(begin)

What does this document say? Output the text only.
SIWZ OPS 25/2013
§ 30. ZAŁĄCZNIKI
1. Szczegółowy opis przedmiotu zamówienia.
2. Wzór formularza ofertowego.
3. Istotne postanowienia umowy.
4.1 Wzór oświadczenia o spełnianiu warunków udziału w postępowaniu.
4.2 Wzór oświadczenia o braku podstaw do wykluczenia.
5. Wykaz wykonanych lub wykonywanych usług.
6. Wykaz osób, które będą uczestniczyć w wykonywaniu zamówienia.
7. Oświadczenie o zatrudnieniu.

(end)
(begin)

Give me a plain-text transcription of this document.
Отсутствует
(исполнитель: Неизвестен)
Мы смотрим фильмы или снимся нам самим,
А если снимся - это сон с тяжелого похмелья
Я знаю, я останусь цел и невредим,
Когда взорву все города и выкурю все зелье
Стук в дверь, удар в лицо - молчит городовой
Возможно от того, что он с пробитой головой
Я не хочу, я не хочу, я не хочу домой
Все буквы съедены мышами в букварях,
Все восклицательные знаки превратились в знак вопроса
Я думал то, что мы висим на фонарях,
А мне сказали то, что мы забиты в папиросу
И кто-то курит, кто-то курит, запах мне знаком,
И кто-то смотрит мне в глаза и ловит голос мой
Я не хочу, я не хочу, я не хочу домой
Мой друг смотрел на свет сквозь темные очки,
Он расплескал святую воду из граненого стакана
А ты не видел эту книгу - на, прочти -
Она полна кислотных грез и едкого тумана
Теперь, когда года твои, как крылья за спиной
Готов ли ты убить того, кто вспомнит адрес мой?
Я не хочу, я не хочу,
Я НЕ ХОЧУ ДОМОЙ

(end)

### Instructions for the task
From the listing above, pick out each line where the word "Wykaz" appears.

### Output
5. Wykaz wykonanych lub wykonywanych usług.
6. Wykaz osób, które będą uczestniczyć w wykonywaniu zamówienia.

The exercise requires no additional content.